--- START OF DATA EXTRACT ---

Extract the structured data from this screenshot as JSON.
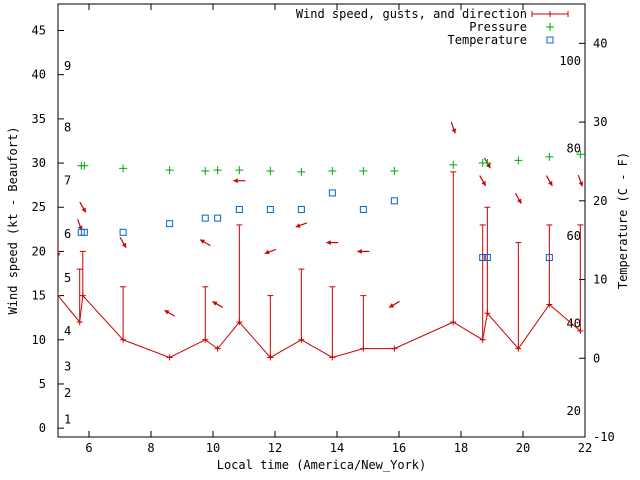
{
  "chart_data": {
    "type": "line",
    "title": "",
    "xlabel": "Local time (America/New_York)",
    "ylabel_left": "Wind speed (kt - Beaufort)",
    "ylabel_right": "Temperature (C - F)",
    "xlim": [
      5,
      22
    ],
    "ylim_left": [
      -1,
      48
    ],
    "ylim_right": [
      -10,
      45
    ],
    "x_ticks": [
      6,
      8,
      10,
      12,
      14,
      16,
      18,
      20,
      22
    ],
    "y_left_ticks": [
      0,
      5,
      10,
      15,
      20,
      25,
      30,
      35,
      40,
      45
    ],
    "y_right_ticks": [
      -10,
      0,
      10,
      20,
      30,
      40
    ],
    "beaufort_labels": [
      {
        "label": "1",
        "value": 1
      },
      {
        "label": "2",
        "value": 4
      },
      {
        "label": "3",
        "value": 7
      },
      {
        "label": "4",
        "value": 11
      },
      {
        "label": "5",
        "value": 17
      },
      {
        "label": "6",
        "value": 22
      },
      {
        "label": "7",
        "value": 28
      },
      {
        "label": "8",
        "value": 34
      },
      {
        "label": "9",
        "value": 41
      }
    ],
    "fahrenheit_labels": [
      {
        "label": "20",
        "value": -6.67
      },
      {
        "label": "40",
        "value": 4.44
      },
      {
        "label": "60",
        "value": 15.56
      },
      {
        "label": "80",
        "value": 26.67
      },
      {
        "label": "100",
        "value": 37.78
      }
    ],
    "legend": [
      {
        "label": "Wind speed, gusts, and direction",
        "color": "#cc0000",
        "marker": "errorbar"
      },
      {
        "label": "Pressure",
        "color": "#00aa00",
        "marker": "plus"
      },
      {
        "label": "Temperature",
        "color": "#0066cc",
        "marker": "square"
      }
    ],
    "series": [
      {
        "name": "Wind speed",
        "color": "#cc0000",
        "points": [
          {
            "x": 5.0,
            "y": 15,
            "gust": 15,
            "dir": 0
          },
          {
            "x": 5.7,
            "y": 12,
            "gust": 18,
            "dir": 20
          },
          {
            "x": 5.8,
            "y": 15,
            "gust": 20,
            "dir": 30
          },
          {
            "x": 7.1,
            "y": 10,
            "gust": 16,
            "dir": 30
          },
          {
            "x": 8.6,
            "y": 8,
            "gust": 8,
            "dir": 240
          },
          {
            "x": 9.75,
            "y": 10,
            "gust": 16,
            "dir": 240
          },
          {
            "x": 10.15,
            "y": 9,
            "gust": 9,
            "dir": 240
          },
          {
            "x": 10.85,
            "y": 12,
            "gust": 23,
            "dir": 270
          },
          {
            "x": 11.85,
            "y": 8,
            "gust": 15,
            "dir": 290
          },
          {
            "x": 12.85,
            "y": 10,
            "gust": 18,
            "dir": 290
          },
          {
            "x": 13.85,
            "y": 8,
            "gust": 16,
            "dir": 270
          },
          {
            "x": 14.85,
            "y": 9,
            "gust": 15,
            "dir": 270
          },
          {
            "x": 15.85,
            "y": 9,
            "gust": 9,
            "dir": 300
          },
          {
            "x": 17.75,
            "y": 12,
            "gust": 29,
            "dir": 20
          },
          {
            "x": 18.7,
            "y": 10,
            "gust": 23,
            "dir": 30
          },
          {
            "x": 18.85,
            "y": 13,
            "gust": 25,
            "dir": 30
          },
          {
            "x": 19.85,
            "y": 9,
            "gust": 21,
            "dir": 30
          },
          {
            "x": 20.85,
            "y": 14,
            "gust": 23,
            "dir": 30
          },
          {
            "x": 21.85,
            "y": 11,
            "gust": 23,
            "dir": 20
          }
        ]
      },
      {
        "name": "Pressure",
        "color": "#00aa00",
        "points": [
          {
            "x": 5.75,
            "y": 29.7
          },
          {
            "x": 5.85,
            "y": 29.7
          },
          {
            "x": 7.1,
            "y": 29.4
          },
          {
            "x": 8.6,
            "y": 29.2
          },
          {
            "x": 9.75,
            "y": 29.1
          },
          {
            "x": 10.15,
            "y": 29.2
          },
          {
            "x": 10.85,
            "y": 29.2
          },
          {
            "x": 11.85,
            "y": 29.1
          },
          {
            "x": 12.85,
            "y": 29.0
          },
          {
            "x": 13.85,
            "y": 29.1
          },
          {
            "x": 14.85,
            "y": 29.1
          },
          {
            "x": 15.85,
            "y": 29.1
          },
          {
            "x": 17.75,
            "y": 29.8
          },
          {
            "x": 18.7,
            "y": 30.0
          },
          {
            "x": 18.85,
            "y": 30.0
          },
          {
            "x": 19.85,
            "y": 30.3
          },
          {
            "x": 20.85,
            "y": 30.7
          },
          {
            "x": 21.85,
            "y": 31.0
          }
        ]
      },
      {
        "name": "Temperature",
        "color": "#0066cc",
        "points": [
          {
            "x": 5.75,
            "y": 16.0
          },
          {
            "x": 5.85,
            "y": 16.0
          },
          {
            "x": 7.1,
            "y": 16.0
          },
          {
            "x": 8.6,
            "y": 17.1
          },
          {
            "x": 9.75,
            "y": 17.8
          },
          {
            "x": 10.15,
            "y": 17.8
          },
          {
            "x": 10.85,
            "y": 18.9
          },
          {
            "x": 11.85,
            "y": 18.9
          },
          {
            "x": 12.85,
            "y": 18.9
          },
          {
            "x": 13.85,
            "y": 21.0
          },
          {
            "x": 14.85,
            "y": 18.9
          },
          {
            "x": 15.85,
            "y": 20.0
          },
          {
            "x": 18.7,
            "y": 12.8
          },
          {
            "x": 18.85,
            "y": 12.8
          },
          {
            "x": 20.85,
            "y": 12.8
          }
        ]
      }
    ]
  }
}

--- END OF DATA EXTRACT ---

◆ **REQUIREMENT**:
Print the entries above exactly, taking out only the pictures.

◆ **REPLY**:
Extract the structured data from this screenshot as JSON.
{
  "chart_data": {
    "type": "line",
    "title": "",
    "xlabel": "Local time (America/New_York)",
    "ylabel_left": "Wind speed (kt - Beaufort)",
    "ylabel_right": "Temperature (C - F)",
    "xlim": [
      5,
      22
    ],
    "ylim_left": [
      -1,
      48
    ],
    "ylim_right": [
      -10,
      45
    ],
    "x_ticks": [
      6,
      8,
      10,
      12,
      14,
      16,
      18,
      20,
      22
    ],
    "y_left_ticks": [
      0,
      5,
      10,
      15,
      20,
      25,
      30,
      35,
      40,
      45
    ],
    "y_right_ticks": [
      -10,
      0,
      10,
      20,
      30,
      40
    ],
    "beaufort_labels": [
      {
        "label": "1",
        "value": 1
      },
      {
        "label": "2",
        "value": 4
      },
      {
        "label": "3",
        "value": 7
      },
      {
        "label": "4",
        "value": 11
      },
      {
        "label": "5",
        "value": 17
      },
      {
        "label": "6",
        "value": 22
      },
      {
        "label": "7",
        "value": 28
      },
      {
        "label": "8",
        "value": 34
      },
      {
        "label": "9",
        "value": 41
      }
    ],
    "fahrenheit_labels": [
      {
        "label": "20",
        "value": -6.67
      },
      {
        "label": "40",
        "value": 4.44
      },
      {
        "label": "60",
        "value": 15.56
      },
      {
        "label": "80",
        "value": 26.67
      },
      {
        "label": "100",
        "value": 37.78
      }
    ],
    "legend": [
      {
        "label": "Wind speed, gusts, and direction",
        "color": "#cc0000",
        "marker": "errorbar"
      },
      {
        "label": "Pressure",
        "color": "#00aa00",
        "marker": "plus"
      },
      {
        "label": "Temperature",
        "color": "#0066cc",
        "marker": "square"
      }
    ],
    "series": [
      {
        "name": "Wind speed",
        "color": "#cc0000",
        "points": [
          {
            "x": 5.0,
            "y": 15,
            "gust": 15,
            "dir": 0
          },
          {
            "x": 5.7,
            "y": 12,
            "gust": 18,
            "dir": 20
          },
          {
            "x": 5.8,
            "y": 15,
            "gust": 20,
            "dir": 30
          },
          {
            "x": 7.1,
            "y": 10,
            "gust": 16,
            "dir": 30
          },
          {
            "x": 8.6,
            "y": 8,
            "gust": 8,
            "dir": 240
          },
          {
            "x": 9.75,
            "y": 10,
            "gust": 16,
            "dir": 240
          },
          {
            "x": 10.15,
            "y": 9,
            "gust": 9,
            "dir": 240
          },
          {
            "x": 10.85,
            "y": 12,
            "gust": 23,
            "dir": 270
          },
          {
            "x": 11.85,
            "y": 8,
            "gust": 15,
            "dir": 290
          },
          {
            "x": 12.85,
            "y": 10,
            "gust": 18,
            "dir": 290
          },
          {
            "x": 13.85,
            "y": 8,
            "gust": 16,
            "dir": 270
          },
          {
            "x": 14.85,
            "y": 9,
            "gust": 15,
            "dir": 270
          },
          {
            "x": 15.85,
            "y": 9,
            "gust": 9,
            "dir": 300
          },
          {
            "x": 17.75,
            "y": 12,
            "gust": 29,
            "dir": 20
          },
          {
            "x": 18.7,
            "y": 10,
            "gust": 23,
            "dir": 30
          },
          {
            "x": 18.85,
            "y": 13,
            "gust": 25,
            "dir": 30
          },
          {
            "x": 19.85,
            "y": 9,
            "gust": 21,
            "dir": 30
          },
          {
            "x": 20.85,
            "y": 14,
            "gust": 23,
            "dir": 30
          },
          {
            "x": 21.85,
            "y": 11,
            "gust": 23,
            "dir": 20
          }
        ]
      },
      {
        "name": "Pressure",
        "color": "#00aa00",
        "points": [
          {
            "x": 5.75,
            "y": 29.7
          },
          {
            "x": 5.85,
            "y": 29.7
          },
          {
            "x": 7.1,
            "y": 29.4
          },
          {
            "x": 8.6,
            "y": 29.2
          },
          {
            "x": 9.75,
            "y": 29.1
          },
          {
            "x": 10.15,
            "y": 29.2
          },
          {
            "x": 10.85,
            "y": 29.2
          },
          {
            "x": 11.85,
            "y": 29.1
          },
          {
            "x": 12.85,
            "y": 29.0
          },
          {
            "x": 13.85,
            "y": 29.1
          },
          {
            "x": 14.85,
            "y": 29.1
          },
          {
            "x": 15.85,
            "y": 29.1
          },
          {
            "x": 17.75,
            "y": 29.8
          },
          {
            "x": 18.7,
            "y": 30.0
          },
          {
            "x": 18.85,
            "y": 30.0
          },
          {
            "x": 19.85,
            "y": 30.3
          },
          {
            "x": 20.85,
            "y": 30.7
          },
          {
            "x": 21.85,
            "y": 31.0
          }
        ]
      },
      {
        "name": "Temperature",
        "color": "#0066cc",
        "points": [
          {
            "x": 5.75,
            "y": 16.0
          },
          {
            "x": 5.85,
            "y": 16.0
          },
          {
            "x": 7.1,
            "y": 16.0
          },
          {
            "x": 8.6,
            "y": 17.1
          },
          {
            "x": 9.75,
            "y": 17.8
          },
          {
            "x": 10.15,
            "y": 17.8
          },
          {
            "x": 10.85,
            "y": 18.9
          },
          {
            "x": 11.85,
            "y": 18.9
          },
          {
            "x": 12.85,
            "y": 18.9
          },
          {
            "x": 13.85,
            "y": 21.0
          },
          {
            "x": 14.85,
            "y": 18.9
          },
          {
            "x": 15.85,
            "y": 20.0
          },
          {
            "x": 18.7,
            "y": 12.8
          },
          {
            "x": 18.85,
            "y": 12.8
          },
          {
            "x": 20.85,
            "y": 12.8
          }
        ]
      }
    ]
  }
}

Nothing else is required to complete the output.